- **The exercise**: Gather each line in the entries that includes the string "name".

- **Material for the task**:
_ _ _ _ _

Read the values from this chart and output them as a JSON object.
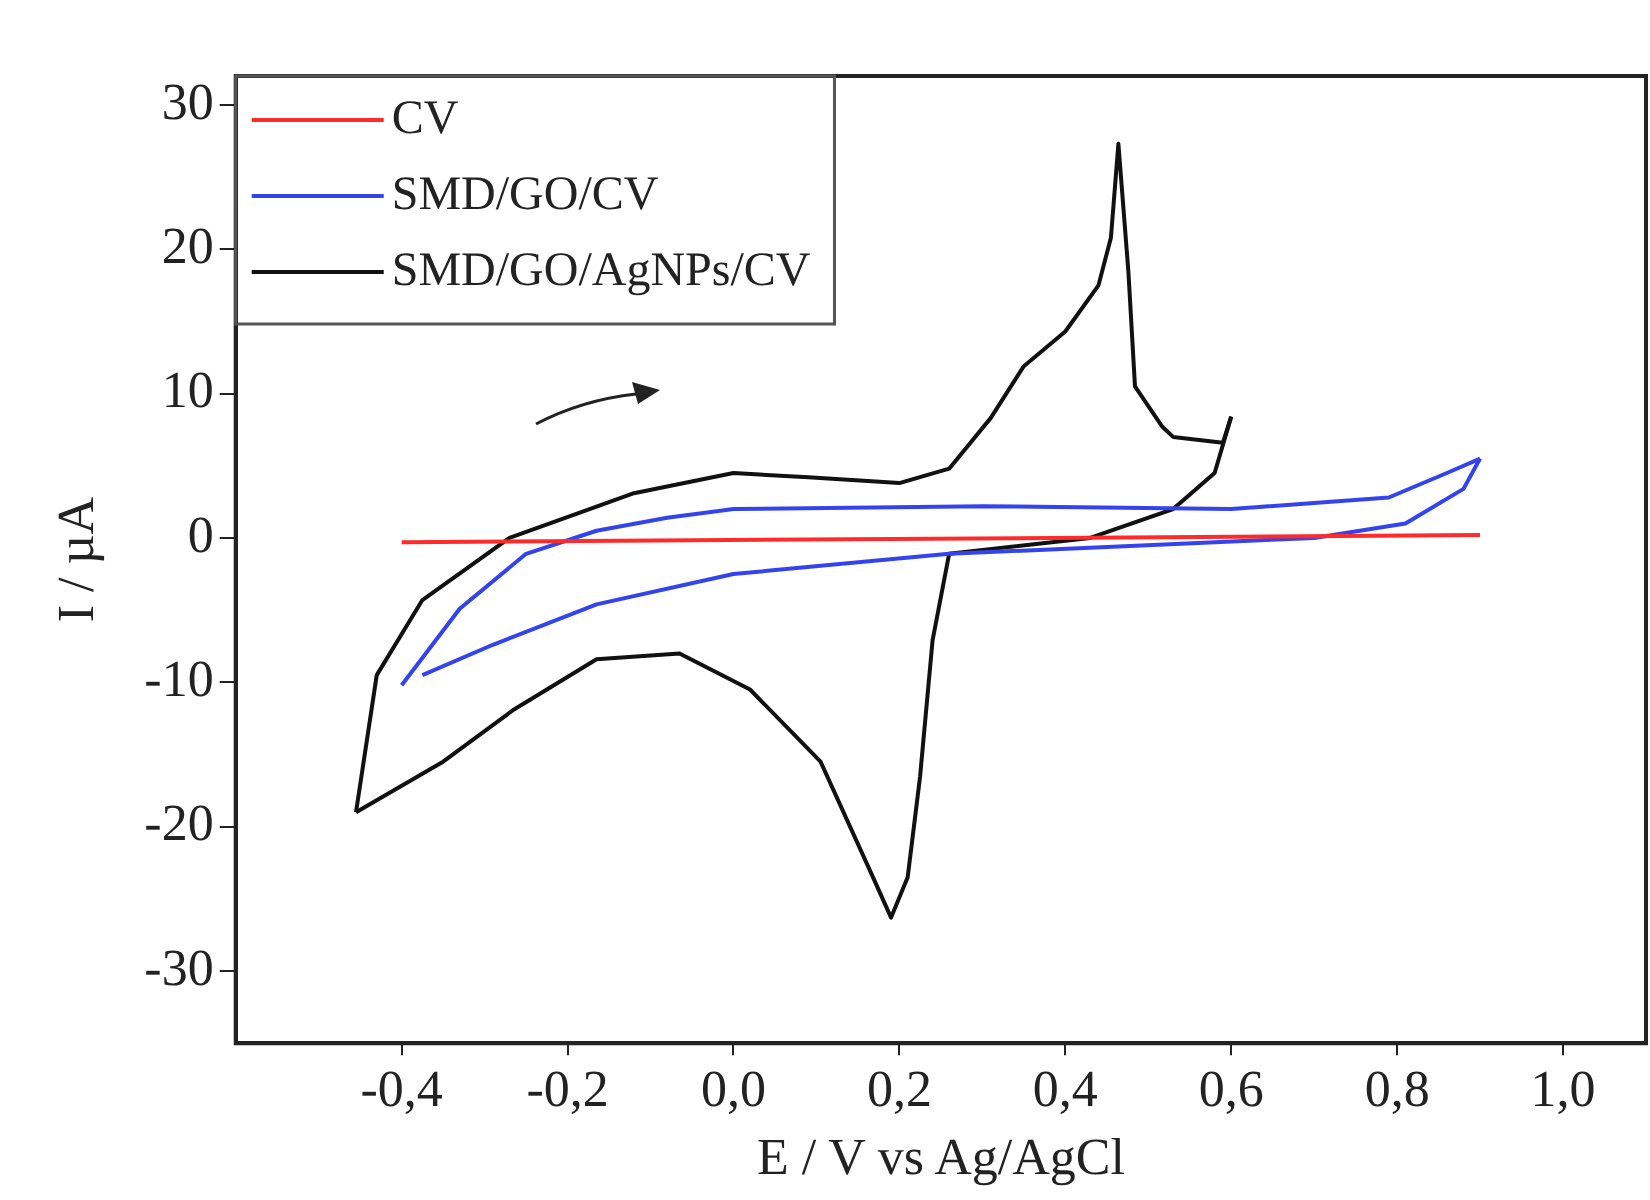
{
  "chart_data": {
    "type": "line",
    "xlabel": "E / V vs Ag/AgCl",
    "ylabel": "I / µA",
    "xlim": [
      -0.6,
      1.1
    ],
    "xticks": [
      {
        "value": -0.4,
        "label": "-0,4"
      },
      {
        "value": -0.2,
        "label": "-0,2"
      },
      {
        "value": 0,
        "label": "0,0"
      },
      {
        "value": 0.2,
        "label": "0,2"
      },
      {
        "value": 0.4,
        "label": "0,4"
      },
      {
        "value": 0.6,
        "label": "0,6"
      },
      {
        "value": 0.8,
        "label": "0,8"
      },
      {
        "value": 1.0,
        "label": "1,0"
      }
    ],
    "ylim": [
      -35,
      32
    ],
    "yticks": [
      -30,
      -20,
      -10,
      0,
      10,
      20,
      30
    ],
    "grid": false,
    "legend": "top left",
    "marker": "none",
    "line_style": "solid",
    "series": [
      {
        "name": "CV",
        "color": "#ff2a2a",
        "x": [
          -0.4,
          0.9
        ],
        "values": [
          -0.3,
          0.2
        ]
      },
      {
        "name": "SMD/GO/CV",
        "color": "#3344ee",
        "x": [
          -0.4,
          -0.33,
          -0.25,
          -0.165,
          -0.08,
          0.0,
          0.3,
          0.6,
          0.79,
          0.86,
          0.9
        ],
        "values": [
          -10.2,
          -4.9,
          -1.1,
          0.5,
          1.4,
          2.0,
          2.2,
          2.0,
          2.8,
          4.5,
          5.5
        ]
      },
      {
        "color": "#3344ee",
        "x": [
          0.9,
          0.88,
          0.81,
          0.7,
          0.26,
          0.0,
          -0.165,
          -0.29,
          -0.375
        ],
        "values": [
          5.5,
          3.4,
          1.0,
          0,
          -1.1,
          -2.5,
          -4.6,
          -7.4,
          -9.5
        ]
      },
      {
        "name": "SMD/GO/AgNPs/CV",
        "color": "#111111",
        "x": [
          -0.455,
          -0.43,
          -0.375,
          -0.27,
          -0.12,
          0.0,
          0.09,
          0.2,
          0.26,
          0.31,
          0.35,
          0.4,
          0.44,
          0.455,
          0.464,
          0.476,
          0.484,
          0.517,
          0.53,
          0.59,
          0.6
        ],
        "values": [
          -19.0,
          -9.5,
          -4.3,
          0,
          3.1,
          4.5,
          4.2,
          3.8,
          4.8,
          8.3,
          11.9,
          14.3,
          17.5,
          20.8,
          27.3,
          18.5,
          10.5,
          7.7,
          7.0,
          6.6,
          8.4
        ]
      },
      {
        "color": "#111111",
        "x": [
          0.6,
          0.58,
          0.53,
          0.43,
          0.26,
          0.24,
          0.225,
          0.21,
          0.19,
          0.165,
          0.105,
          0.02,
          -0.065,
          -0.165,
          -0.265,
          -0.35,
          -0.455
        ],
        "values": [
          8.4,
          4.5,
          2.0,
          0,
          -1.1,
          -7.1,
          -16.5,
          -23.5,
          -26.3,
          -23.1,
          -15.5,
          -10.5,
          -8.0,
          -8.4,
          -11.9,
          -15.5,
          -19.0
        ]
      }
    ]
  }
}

_ _ _ _ _

- **Exercise solution**:
        "name": "CV",
        "name": "SMD/GO/CV",
        "name": "SMD/GO/AgNPs/CV",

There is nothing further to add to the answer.